(Stored dataset items)
· · · · · · ·
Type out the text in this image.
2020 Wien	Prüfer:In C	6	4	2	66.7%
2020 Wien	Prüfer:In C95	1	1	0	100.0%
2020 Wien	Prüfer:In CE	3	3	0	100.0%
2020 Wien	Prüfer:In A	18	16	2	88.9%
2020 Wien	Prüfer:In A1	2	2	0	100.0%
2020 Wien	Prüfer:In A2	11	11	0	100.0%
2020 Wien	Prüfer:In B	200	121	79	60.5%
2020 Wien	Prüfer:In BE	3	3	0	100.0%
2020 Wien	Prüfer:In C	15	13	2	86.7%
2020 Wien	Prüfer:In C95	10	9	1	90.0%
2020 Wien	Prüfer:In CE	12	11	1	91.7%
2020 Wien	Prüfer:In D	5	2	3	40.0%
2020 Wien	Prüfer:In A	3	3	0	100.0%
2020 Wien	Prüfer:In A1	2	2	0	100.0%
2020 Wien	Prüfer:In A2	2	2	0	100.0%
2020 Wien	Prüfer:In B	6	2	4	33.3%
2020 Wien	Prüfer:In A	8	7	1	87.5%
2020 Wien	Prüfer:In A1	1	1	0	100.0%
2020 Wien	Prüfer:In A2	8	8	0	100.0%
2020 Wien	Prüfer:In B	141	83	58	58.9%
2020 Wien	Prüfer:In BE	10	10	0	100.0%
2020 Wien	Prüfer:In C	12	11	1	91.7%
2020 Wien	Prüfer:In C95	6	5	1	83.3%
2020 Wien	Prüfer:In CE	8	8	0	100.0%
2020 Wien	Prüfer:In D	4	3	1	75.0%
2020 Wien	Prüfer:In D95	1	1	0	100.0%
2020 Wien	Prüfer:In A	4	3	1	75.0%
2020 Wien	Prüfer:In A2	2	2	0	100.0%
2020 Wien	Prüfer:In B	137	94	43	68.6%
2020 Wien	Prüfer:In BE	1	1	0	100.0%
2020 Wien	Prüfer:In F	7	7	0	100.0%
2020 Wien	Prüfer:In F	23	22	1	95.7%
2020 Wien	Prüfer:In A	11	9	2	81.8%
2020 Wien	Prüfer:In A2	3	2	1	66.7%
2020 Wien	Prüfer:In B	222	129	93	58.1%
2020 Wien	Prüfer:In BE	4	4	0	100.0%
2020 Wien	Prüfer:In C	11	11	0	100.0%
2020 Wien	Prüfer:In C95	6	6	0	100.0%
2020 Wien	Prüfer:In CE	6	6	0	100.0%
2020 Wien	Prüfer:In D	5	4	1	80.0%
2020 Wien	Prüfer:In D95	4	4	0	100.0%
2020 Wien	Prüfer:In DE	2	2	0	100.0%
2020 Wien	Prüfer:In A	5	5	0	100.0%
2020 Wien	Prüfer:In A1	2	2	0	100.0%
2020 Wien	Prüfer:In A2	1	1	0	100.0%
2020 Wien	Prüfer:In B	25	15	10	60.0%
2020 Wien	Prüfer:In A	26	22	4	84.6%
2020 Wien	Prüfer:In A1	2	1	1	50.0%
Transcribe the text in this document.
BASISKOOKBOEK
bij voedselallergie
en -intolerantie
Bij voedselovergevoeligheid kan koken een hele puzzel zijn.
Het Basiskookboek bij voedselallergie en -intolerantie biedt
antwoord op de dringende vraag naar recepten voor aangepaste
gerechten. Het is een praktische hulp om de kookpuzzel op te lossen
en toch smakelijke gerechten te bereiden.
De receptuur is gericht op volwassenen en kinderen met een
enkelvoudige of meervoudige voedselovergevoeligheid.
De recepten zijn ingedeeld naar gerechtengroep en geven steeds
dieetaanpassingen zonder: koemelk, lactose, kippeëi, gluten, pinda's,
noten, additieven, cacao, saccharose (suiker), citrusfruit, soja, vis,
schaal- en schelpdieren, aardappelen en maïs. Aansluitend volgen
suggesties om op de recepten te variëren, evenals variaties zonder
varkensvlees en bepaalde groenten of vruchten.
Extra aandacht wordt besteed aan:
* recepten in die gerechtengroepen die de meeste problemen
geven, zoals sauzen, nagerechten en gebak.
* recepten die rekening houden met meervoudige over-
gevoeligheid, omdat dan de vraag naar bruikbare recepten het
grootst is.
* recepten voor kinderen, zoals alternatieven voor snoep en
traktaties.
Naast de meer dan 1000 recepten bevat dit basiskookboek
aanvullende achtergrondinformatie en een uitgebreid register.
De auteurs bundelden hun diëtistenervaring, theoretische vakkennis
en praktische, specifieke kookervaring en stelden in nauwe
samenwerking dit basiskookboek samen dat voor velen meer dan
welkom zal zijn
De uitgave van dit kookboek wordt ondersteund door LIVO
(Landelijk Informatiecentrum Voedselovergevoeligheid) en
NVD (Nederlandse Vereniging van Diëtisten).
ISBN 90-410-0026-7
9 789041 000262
· · · · · · ·
_TASK OBJECTIVE:_
Print out every record again, exactly and in full.

_SOLUTION FOR THIS PROBLEM:_
Type out the text in this image.
2020 Wien	Prüfer:In C	6	4	2	66.7%
2020 Wien	Prüfer:In C95	1	1	0	100.0%
2020 Wien	Prüfer:In CE	3	3	0	100.0%
2020 Wien	Prüfer:In A	18	16	2	88.9%
2020 Wien	Prüfer:In A1	2	2	0	100.0%
2020 Wien	Prüfer:In A2	11	11	0	100.0%
2020 Wien	Prüfer:In B	200	121	79	60.5%
2020 Wien	Prüfer:In BE	3	3	0	100.0%
2020 Wien	Prüfer:In C	15	13	2	86.7%
2020 Wien	Prüfer:In C95	10	9	1	90.0%
2020 Wien	Prüfer:In CE	12	11	1	91.7%
2020 Wien	Prüfer:In D	5	2	3	40.0%
2020 Wien	Prüfer:In A	3	3	0	100.0%
2020 Wien	Prüfer:In A1	2	2	0	100.0%
2020 Wien	Prüfer:In A2	2	2	0	100.0%
2020 Wien	Prüfer:In B	6	2	4	33.3%
2020 Wien	Prüfer:In A	8	7	1	87.5%
2020 Wien	Prüfer:In A1	1	1	0	100.0%
2020 Wien	Prüfer:In A2	8	8	0	100.0%
2020 Wien	Prüfer:In B	141	83	58	58.9%
2020 Wien	Prüfer:In BE	10	10	0	100.0%
2020 Wien	Prüfer:In C	12	11	1	91.7%
2020 Wien	Prüfer:In C95	6	5	1	83.3%
2020 Wien	Prüfer:In CE	8	8	0	100.0%
2020 Wien	Prüfer:In D	4	3	1	75.0%
2020 Wien	Prüfer:In D95	1	1	0	100.0%
2020 Wien	Prüfer:In A	4	3	1	75.0%
2020 Wien	Prüfer:In A2	2	2	0	100.0%
2020 Wien	Prüfer:In B	137	94	43	68.6%
2020 Wien	Prüfer:In BE	1	1	0	100.0%
2020 Wien	Prüfer:In F	7	7	0	100.0%
2020 Wien	Prüfer:In F	23	22	1	95.7%
2020 Wien	Prüfer:In A	11	9	2	81.8%
2020 Wien	Prüfer:In A2	3	2	1	66.7%
2020 Wien	Prüfer:In B	222	129	93	58.1%
2020 Wien	Prüfer:In BE	4	4	0	100.0%
2020 Wien	Prüfer:In C	11	11	0	100.0%
2020 Wien	Prüfer:In C95	6	6	0	100.0%
2020 Wien	Prüfer:In CE	6	6	0	100.0%
2020 Wien	Prüfer:In D	5	4	1	80.0%
2020 Wien	Prüfer:In D95	4	4	0	100.0%
2020 Wien	Prüfer:In DE	2	2	0	100.0%
2020 Wien	Prüfer:In A	5	5	0	100.0%
2020 Wien	Prüfer:In A1	2	2	0	100.0%
2020 Wien	Prüfer:In A2	1	1	0	100.0%
2020 Wien	Prüfer:In B	25	15	10	60.0%
2020 Wien	Prüfer:In A	26	22	4	84.6%
2020 Wien	Prüfer:In A1	2	1	1	50.0%
Transcribe the text in this document.
BASISKOOKBOEK
bij voedselallergie
en -intolerantie
Bij voedselovergevoeligheid kan koken een hele puzzel zijn.
Het Basiskookboek bij voedselallergie en -intolerantie biedt
antwoord op de dringende vraag naar recepten voor aangepaste
gerechten. Het is een praktische hulp om de kookpuzzel op te lossen
en toch smakelijke gerechten te bereiden.
De receptuur is gericht op volwassenen en kinderen met een
enkelvoudige of meervoudige voedselovergevoeligheid.
De recepten zijn ingedeeld naar gerechtengroep en geven steeds
dieetaanpassingen zonder: koemelk, lactose, kippeëi, gluten, pinda's,
noten, additieven, cacao, saccharose (suiker), citrusfruit, soja, vis,
schaal- en schelpdieren, aardappelen en maïs. Aansluitend volgen
suggesties om op de recepten te variëren, evenals variaties zonder
varkensvlees en bepaalde groenten of vruchten.
Extra aandacht wordt besteed aan:
* recepten in die gerechtengroepen die de meeste problemen
geven, zoals sauzen, nagerechten en gebak.
* recepten die rekening houden met meervoudige over-
gevoeligheid, omdat dan de vraag naar bruikbare recepten het
grootst is.
* recepten voor kinderen, zoals alternatieven voor snoep en
traktaties.
Naast de meer dan 1000 recepten bevat dit basiskookboek
aanvullende achtergrondinformatie en een uitgebreid register.
De auteurs bundelden hun diëtistenervaring, theoretische vakkennis
en praktische, specifieke kookervaring en stelden in nauwe
samenwerking dit basiskookboek samen dat voor velen meer dan
welkom zal zijn
De uitgave van dit kookboek wordt ondersteund door LIVO
(Landelijk Informatiecentrum Voedselovergevoeligheid) en
NVD (Nederlandse Vereniging van Diëtisten).
ISBN 90-410-0026-7
9 789041 000262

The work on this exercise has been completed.